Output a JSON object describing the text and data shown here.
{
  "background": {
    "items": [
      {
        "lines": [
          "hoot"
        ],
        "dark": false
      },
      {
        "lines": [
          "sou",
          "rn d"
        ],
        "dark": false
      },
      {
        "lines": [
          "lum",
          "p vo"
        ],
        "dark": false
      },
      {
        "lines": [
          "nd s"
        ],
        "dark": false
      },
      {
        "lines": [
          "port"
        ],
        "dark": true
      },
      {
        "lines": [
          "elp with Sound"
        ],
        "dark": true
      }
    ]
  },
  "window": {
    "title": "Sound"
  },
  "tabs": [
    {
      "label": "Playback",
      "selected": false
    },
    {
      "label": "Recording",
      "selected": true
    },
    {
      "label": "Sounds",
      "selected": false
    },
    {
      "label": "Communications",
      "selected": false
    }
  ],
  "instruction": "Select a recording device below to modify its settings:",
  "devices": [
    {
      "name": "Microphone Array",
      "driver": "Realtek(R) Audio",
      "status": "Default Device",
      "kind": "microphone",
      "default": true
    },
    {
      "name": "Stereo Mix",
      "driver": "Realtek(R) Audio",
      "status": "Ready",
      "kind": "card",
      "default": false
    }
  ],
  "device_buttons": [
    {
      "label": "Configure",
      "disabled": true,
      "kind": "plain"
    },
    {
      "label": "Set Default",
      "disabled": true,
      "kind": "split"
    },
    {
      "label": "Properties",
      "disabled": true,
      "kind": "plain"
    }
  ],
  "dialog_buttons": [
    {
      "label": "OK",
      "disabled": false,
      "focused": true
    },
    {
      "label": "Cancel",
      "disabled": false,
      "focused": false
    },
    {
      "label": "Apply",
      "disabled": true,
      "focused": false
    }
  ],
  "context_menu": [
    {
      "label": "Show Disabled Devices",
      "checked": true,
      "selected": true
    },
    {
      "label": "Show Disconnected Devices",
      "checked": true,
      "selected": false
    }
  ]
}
==
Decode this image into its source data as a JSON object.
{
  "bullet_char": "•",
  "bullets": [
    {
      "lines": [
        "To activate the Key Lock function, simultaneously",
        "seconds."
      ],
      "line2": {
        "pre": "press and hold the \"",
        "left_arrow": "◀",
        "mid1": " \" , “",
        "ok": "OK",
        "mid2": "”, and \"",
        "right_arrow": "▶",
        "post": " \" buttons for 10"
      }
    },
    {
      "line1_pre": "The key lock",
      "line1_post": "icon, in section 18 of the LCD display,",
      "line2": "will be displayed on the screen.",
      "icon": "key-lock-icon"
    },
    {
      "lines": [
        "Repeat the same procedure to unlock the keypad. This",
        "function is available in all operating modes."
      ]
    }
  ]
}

What to produce:
Identify the lines that hold the word "icon". Copy every one of them.

Final answer:
      "line1_post": "icon, in section 18 of the LCD display,",
      "icon": "key-lock-icon"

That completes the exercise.